#### RAW RECORDS
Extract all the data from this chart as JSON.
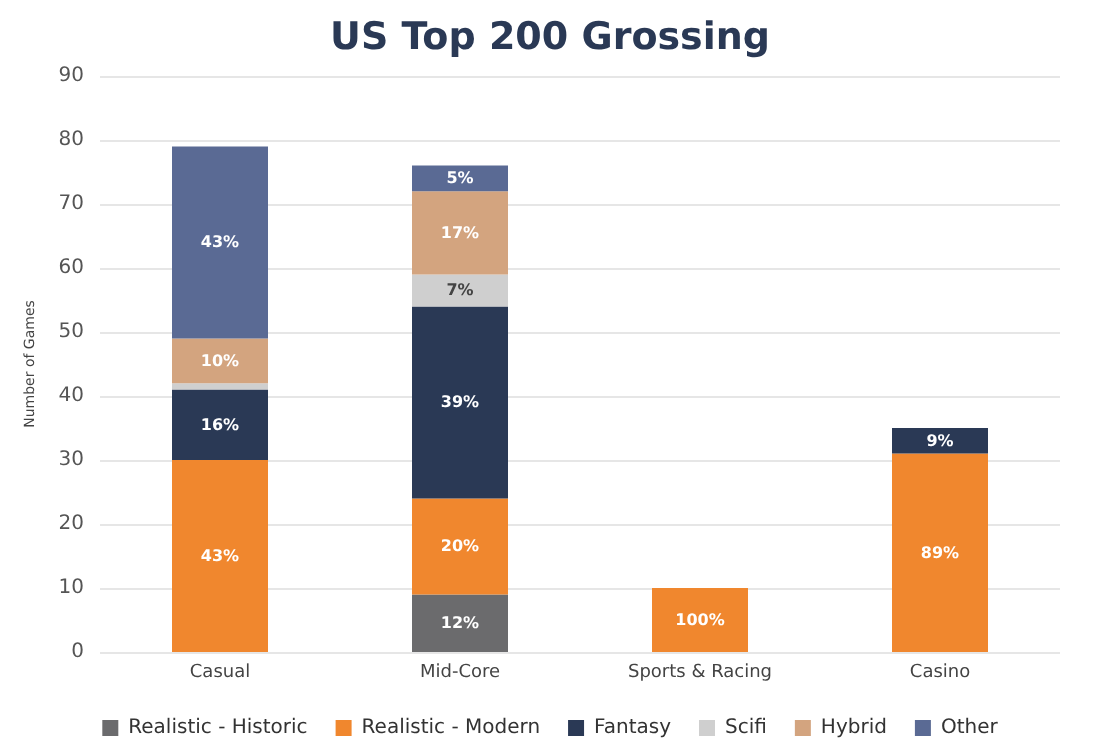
{
  "chart_data": {
    "type": "bar",
    "title": "US Top 200 Grossing",
    "ylabel": "Number of Games",
    "stacked": true,
    "categories": [
      "Casual",
      "Mid-Core",
      "Sports & Racing",
      "Casino"
    ],
    "series": [
      {
        "name": "Realistic - Historic",
        "color": "#6b6b6d",
        "values": [
          0,
          9,
          0,
          0
        ]
      },
      {
        "name": "Realistic - Modern",
        "color": "#f0872e",
        "values": [
          30,
          15,
          10,
          31
        ]
      },
      {
        "name": "Fantasy",
        "color": "#2a3955",
        "values": [
          11,
          30,
          0,
          4
        ]
      },
      {
        "name": "Scifi",
        "color": "#cfcfcf",
        "values": [
          1,
          5,
          0,
          0
        ]
      },
      {
        "name": "Hybrid",
        "color": "#d3a47f",
        "values": [
          7,
          13,
          0,
          0
        ]
      },
      {
        "name": "Other",
        "color": "#5a6a94",
        "values": [
          30,
          4,
          0,
          0
        ]
      }
    ],
    "annotations": [
      "43%",
      {
        "text": "16%",
        "x": "Casual",
        "y": 41
      },
      {
        "text": "10%",
        "x": "Casual",
        "y": 49
      },
      "43%",
      {
        "text": "12%",
        "x": "Mid-Core",
        "y": 9
      },
      {
        "text": "20%",
        "x": "Mid-Core",
        "y": 24
      },
      "39%",
      {
        "text": "7%",
        "x": "Mid-Core",
        "y": 59
      },
      {
        "text": "17%",
        "x": "Mid-Core",
        "y": 72
      },
      {
        "text": "5%",
        "x": "Mid-Core",
        "y": 76
      },
      {
        "text": "100%",
        "x": "Sports & Racing",
        "y": 10
      },
      "89%",
      {
        "text": "9%",
        "x": "Casino",
        "y": 35
      }
    ],
    "ylim": [
      0,
      90
    ],
    "yticks": [
      0,
      10,
      20,
      30,
      40,
      50,
      60,
      70,
      80,
      90
    ],
    "grid": "y",
    "legend": "bottom"
  }
}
########
TASK DIRECTIONS:
Using the records above, gather all lines where the string "text" is present.

REPLY:
        "text": "16%",
        "text": "10%",
        "text": "12%",
        "text": "20%",
        "text": "7%",
        "text": "17%",
        "text": "5%",
        "text": "100%",
        "text": "9%",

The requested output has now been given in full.